■ Do this:
Gather each line of the records where "color" appears.

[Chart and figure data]
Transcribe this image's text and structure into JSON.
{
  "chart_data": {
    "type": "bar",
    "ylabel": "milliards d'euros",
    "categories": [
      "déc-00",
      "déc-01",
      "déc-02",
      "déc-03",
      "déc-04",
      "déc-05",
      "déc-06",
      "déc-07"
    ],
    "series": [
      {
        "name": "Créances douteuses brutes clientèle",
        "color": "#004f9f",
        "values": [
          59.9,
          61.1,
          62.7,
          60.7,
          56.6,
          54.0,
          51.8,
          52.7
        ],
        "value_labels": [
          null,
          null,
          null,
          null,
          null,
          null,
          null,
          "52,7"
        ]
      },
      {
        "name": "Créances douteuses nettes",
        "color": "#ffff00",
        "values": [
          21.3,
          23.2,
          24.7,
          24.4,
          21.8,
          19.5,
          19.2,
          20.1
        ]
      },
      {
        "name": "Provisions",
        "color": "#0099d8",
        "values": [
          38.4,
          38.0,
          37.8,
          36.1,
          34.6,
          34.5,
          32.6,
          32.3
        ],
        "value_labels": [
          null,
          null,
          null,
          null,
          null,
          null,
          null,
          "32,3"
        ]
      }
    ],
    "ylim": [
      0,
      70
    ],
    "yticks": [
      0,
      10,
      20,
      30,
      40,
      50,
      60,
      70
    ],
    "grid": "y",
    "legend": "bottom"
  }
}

■ Written response:
        "color": "#004f9f",
        "color": "#ffff00",
        "color": "#0099d8",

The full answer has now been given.